**SET TASK**
Output all the material that follows, exactly as given.

**RECORD EXCERPTS**
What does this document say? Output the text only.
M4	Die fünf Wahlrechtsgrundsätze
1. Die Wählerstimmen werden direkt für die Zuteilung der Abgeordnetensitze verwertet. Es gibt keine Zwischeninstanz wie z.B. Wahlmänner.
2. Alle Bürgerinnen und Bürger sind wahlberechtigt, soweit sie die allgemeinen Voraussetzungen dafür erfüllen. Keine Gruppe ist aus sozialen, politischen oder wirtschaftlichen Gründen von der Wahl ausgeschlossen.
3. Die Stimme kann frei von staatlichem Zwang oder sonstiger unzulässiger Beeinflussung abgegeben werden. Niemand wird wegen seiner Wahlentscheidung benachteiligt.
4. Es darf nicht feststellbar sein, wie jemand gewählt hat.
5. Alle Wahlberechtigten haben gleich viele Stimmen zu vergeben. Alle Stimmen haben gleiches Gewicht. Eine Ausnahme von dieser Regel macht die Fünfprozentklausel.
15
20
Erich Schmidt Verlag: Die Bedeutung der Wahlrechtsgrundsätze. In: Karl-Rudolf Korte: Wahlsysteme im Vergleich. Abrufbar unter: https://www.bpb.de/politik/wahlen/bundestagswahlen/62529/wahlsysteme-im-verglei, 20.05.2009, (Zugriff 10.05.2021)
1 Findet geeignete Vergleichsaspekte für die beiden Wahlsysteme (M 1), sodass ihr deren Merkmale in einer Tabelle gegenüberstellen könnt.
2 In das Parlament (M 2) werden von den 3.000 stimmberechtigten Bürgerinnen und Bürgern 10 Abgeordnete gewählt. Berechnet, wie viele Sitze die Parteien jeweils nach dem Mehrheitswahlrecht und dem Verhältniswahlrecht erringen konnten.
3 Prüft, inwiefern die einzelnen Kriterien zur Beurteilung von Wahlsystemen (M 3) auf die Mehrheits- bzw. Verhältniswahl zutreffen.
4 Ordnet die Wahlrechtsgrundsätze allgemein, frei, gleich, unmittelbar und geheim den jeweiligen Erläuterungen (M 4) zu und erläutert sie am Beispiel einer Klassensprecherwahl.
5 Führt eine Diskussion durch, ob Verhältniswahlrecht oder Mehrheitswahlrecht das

**ANSWER TO THE PROBLEM**
What does this document say? Output the text only.
M4	Die fünf Wahlrechtsgrundsätze
1. Die Wählerstimmen werden direkt für die Zuteilung der Abgeordnetensitze verwertet. Es gibt keine Zwischeninstanz wie z.B. Wahlmänner.
2. Alle Bürgerinnen und Bürger sind wahlberechtigt, soweit sie die allgemeinen Voraussetzungen dafür erfüllen. Keine Gruppe ist aus sozialen, politischen oder wirtschaftlichen Gründen von der Wahl ausgeschlossen.
3. Die Stimme kann frei von staatlichem Zwang oder sonstiger unzulässiger Beeinflussung abgegeben werden. Niemand wird wegen seiner Wahlentscheidung benachteiligt.
4. Es darf nicht feststellbar sein, wie jemand gewählt hat.
5. Alle Wahlberechtigten haben gleich viele Stimmen zu vergeben. Alle Stimmen haben gleiches Gewicht. Eine Ausnahme von dieser Regel macht die Fünfprozentklausel.
15
20
Erich Schmidt Verlag: Die Bedeutung der Wahlrechtsgrundsätze. In: Karl-Rudolf Korte: Wahlsysteme im Vergleich. Abrufbar unter: https://www.bpb.de/politik/wahlen/bundestagswahlen/62529/wahlsysteme-im-verglei, 20.05.2009, (Zugriff 10.05.2021)
1 Findet geeignete Vergleichsaspekte für die beiden Wahlsysteme (M 1), sodass ihr deren Merkmale in einer Tabelle gegenüberstellen könnt.
2 In das Parlament (M 2) werden von den 3.000 stimmberechtigten Bürgerinnen und Bürgern 10 Abgeordnete gewählt. Berechnet, wie viele Sitze die Parteien jeweils nach dem Mehrheitswahlrecht und dem Verhältniswahlrecht erringen konnten.
3 Prüft, inwiefern die einzelnen Kriterien zur Beurteilung von Wahlsystemen (M 3) auf die Mehrheits- bzw. Verhältniswahl zutreffen.
4 Ordnet die Wahlrechtsgrundsätze allgemein, frei, gleich, unmittelbar und geheim den jeweiligen Erläuterungen (M 4) zu und erläutert sie am Beispiel einer Klassensprecherwahl.
5 Führt eine Diskussion durch, ob Verhältniswahlrecht oder Mehrheitswahlrecht das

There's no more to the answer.